**SET TASK**:
Lines that contain the string "name" are to be copied; leave out all others.

**RECORDS FOR THE TASK**:
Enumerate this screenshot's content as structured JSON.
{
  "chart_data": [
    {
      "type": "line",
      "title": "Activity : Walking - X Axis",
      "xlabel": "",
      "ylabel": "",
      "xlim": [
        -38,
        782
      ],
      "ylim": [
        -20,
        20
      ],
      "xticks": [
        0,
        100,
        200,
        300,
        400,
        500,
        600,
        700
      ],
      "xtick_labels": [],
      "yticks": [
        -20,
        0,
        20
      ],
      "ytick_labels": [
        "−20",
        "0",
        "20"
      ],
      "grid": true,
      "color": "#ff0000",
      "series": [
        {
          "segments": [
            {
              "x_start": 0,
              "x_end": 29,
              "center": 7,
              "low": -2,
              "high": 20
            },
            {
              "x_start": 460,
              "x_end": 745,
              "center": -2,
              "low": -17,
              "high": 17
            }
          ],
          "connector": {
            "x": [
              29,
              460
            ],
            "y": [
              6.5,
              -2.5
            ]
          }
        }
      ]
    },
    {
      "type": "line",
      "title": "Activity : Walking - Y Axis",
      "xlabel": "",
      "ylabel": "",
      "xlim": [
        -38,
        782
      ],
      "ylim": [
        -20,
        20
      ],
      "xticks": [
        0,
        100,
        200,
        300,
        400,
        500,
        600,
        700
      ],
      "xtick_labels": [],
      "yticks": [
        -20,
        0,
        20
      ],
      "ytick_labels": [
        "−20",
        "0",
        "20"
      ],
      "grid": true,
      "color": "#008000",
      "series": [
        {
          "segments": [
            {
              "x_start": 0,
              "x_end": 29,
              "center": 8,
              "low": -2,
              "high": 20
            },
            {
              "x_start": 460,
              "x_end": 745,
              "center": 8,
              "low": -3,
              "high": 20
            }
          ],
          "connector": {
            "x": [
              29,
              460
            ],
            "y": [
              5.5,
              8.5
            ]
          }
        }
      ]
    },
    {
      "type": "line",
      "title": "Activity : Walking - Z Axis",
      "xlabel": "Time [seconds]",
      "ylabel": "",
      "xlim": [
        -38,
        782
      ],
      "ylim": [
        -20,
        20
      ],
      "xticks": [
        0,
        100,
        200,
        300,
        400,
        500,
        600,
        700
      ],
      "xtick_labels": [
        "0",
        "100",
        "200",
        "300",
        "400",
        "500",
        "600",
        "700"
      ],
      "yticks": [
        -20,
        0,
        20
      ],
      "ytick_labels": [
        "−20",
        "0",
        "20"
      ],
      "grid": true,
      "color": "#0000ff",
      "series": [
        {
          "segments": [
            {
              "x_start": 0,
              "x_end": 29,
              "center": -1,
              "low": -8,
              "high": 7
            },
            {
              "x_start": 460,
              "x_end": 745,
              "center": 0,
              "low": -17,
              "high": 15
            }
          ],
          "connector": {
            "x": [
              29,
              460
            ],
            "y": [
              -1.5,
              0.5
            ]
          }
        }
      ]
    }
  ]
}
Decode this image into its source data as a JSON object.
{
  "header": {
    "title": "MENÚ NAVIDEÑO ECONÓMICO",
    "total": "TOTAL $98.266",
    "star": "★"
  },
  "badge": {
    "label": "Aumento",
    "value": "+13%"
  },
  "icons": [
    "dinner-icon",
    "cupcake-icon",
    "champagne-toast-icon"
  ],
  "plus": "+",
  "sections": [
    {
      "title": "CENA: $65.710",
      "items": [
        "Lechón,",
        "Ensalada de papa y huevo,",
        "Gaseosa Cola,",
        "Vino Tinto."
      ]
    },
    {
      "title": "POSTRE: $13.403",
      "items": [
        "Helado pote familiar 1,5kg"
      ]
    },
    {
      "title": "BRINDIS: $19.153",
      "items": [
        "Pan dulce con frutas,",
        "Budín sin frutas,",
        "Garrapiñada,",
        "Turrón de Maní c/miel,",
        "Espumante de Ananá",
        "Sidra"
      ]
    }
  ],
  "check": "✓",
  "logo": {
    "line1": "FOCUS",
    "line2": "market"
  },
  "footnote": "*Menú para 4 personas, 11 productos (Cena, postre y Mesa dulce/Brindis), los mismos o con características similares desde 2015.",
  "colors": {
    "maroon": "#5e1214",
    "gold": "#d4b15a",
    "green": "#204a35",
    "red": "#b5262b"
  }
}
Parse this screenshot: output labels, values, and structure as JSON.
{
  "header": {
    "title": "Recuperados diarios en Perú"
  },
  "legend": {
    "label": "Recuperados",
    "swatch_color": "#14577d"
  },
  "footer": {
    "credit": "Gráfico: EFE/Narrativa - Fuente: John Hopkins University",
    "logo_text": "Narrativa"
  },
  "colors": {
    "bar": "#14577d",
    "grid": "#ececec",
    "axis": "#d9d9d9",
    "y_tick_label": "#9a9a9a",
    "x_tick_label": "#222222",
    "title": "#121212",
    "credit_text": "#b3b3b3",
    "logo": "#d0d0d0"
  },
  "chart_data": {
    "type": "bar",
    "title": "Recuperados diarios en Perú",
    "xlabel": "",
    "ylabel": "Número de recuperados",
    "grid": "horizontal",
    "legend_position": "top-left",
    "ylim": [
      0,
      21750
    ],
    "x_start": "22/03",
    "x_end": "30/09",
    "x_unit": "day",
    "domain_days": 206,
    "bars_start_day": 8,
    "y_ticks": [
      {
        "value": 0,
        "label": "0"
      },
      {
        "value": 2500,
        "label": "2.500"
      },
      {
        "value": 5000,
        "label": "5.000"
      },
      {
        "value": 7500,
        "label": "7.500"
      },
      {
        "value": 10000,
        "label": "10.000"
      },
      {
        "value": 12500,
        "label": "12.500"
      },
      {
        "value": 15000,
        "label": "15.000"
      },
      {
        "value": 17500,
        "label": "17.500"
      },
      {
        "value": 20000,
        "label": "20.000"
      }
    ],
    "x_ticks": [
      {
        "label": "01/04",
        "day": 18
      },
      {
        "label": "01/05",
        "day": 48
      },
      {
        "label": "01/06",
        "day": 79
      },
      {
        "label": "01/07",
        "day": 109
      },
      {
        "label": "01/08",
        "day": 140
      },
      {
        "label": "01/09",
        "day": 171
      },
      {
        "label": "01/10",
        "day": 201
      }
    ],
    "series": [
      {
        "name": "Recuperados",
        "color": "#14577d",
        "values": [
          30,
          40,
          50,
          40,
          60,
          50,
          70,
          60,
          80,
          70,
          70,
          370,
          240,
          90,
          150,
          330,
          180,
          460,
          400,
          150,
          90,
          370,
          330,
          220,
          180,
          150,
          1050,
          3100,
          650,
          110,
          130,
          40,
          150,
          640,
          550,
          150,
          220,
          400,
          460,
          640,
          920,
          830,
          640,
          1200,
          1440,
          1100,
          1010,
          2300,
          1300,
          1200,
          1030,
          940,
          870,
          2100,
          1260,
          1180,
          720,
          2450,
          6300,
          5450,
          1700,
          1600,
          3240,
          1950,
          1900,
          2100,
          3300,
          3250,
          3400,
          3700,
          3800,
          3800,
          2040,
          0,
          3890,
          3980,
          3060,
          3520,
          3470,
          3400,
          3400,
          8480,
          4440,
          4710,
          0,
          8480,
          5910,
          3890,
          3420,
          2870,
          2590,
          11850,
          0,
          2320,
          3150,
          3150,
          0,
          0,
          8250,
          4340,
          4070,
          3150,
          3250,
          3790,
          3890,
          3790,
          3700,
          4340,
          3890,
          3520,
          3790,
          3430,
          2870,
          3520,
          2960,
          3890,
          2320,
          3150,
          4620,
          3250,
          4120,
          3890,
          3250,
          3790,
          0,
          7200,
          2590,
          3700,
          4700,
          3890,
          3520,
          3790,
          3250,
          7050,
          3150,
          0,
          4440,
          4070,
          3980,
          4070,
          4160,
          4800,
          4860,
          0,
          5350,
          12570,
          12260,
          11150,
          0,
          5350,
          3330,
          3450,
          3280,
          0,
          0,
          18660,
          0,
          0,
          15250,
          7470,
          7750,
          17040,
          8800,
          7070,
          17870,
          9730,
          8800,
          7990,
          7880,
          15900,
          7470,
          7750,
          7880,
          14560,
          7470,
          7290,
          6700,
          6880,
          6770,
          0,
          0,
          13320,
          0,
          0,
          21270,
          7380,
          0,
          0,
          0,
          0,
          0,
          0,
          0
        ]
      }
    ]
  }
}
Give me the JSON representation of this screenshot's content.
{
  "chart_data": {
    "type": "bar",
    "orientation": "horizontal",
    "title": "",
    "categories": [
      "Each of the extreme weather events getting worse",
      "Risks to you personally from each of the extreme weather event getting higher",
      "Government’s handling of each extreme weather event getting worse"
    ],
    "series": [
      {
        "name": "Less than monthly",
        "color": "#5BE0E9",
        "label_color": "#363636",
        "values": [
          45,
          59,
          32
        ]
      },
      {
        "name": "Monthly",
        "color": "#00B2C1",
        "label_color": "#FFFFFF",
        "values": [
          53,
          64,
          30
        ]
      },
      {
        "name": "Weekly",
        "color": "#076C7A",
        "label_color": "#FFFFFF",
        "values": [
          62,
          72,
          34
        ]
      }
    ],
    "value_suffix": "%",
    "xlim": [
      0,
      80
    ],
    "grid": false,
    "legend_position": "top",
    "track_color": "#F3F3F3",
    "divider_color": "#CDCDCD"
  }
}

**SOLUTION TO THE PROBLEM**:
        "name": "Recuperados",
        "name": "Less than monthly",
        "name": "Monthly",
        "name": "Weekly",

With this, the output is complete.